▸ JOB:
Reproduce the records below exactly, leaving out any pictures.

(Data records)
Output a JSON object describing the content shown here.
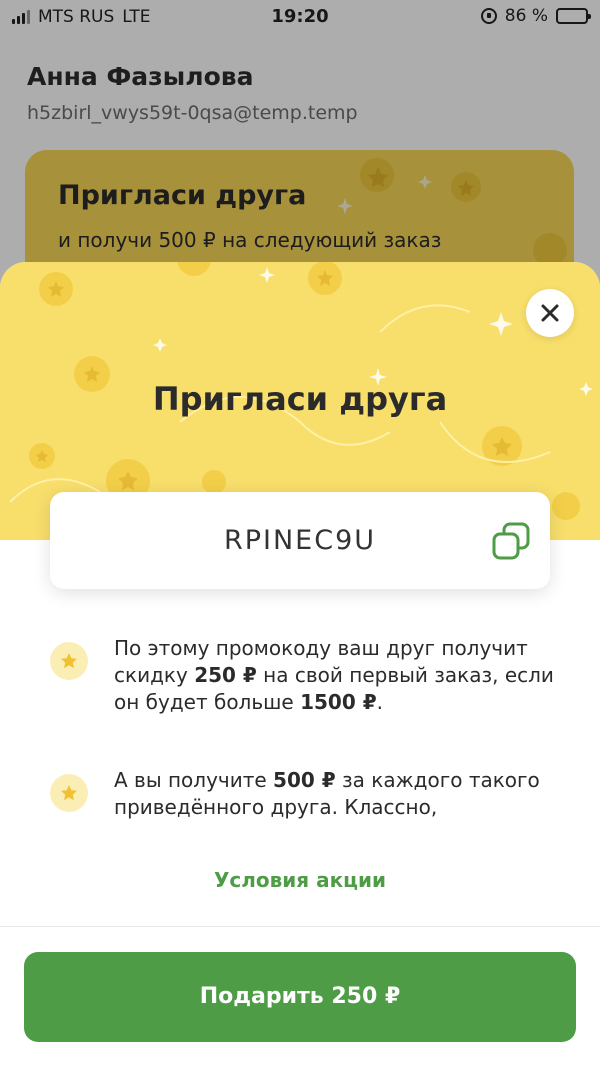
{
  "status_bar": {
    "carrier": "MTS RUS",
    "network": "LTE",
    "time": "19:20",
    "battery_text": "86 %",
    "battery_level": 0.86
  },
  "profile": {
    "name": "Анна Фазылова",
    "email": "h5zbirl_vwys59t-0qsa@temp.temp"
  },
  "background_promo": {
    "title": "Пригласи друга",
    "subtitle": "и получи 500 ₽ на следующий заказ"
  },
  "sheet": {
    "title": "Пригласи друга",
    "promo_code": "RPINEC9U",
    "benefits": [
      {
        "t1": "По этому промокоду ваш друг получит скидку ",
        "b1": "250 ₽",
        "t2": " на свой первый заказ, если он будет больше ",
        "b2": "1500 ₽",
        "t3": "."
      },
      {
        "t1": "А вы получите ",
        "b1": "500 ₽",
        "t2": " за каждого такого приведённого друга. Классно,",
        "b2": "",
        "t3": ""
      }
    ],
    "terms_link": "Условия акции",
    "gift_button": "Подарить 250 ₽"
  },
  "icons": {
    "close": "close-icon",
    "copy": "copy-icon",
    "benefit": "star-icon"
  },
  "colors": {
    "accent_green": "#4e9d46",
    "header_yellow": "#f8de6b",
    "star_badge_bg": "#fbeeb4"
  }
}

▸ SOLUTION FOR THIS TASK:
Output a JSON object describing the content shown here.
{
  "status_bar": {
    "carrier": "MTS RUS",
    "network": "LTE",
    "time": "19:20",
    "battery_text": "86 %",
    "battery_level": 0.86
  },
  "profile": {
    "name": "Анна Фазылова",
    "email": "h5zbirl_vwys59t-0qsa@temp.temp"
  },
  "background_promo": {
    "title": "Пригласи друга",
    "subtitle": "и получи 500 ₽ на следующий заказ"
  },
  "sheet": {
    "title": "Пригласи друга",
    "promo_code": "RPINEC9U",
    "benefits": [
      {
        "t1": "По этому промокоду ваш друг получит скидку ",
        "b1": "250 ₽",
        "t2": " на свой первый заказ, если он будет больше ",
        "b2": "1500 ₽",
        "t3": "."
      },
      {
        "t1": "А вы получите ",
        "b1": "500 ₽",
        "t2": " за каждого такого приведённого друга. Классно,",
        "b2": "",
        "t3": ""
      }
    ],
    "terms_link": "Условия акции",
    "gift_button": "Подарить 250 ₽"
  },
  "icons": {
    "close": "close-icon",
    "copy": "copy-icon",
    "benefit": "star-icon"
  },
  "colors": {
    "accent_green": "#4e9d46",
    "header_yellow": "#f8de6b",
    "star_badge_bg": "#fbeeb4"
  }
}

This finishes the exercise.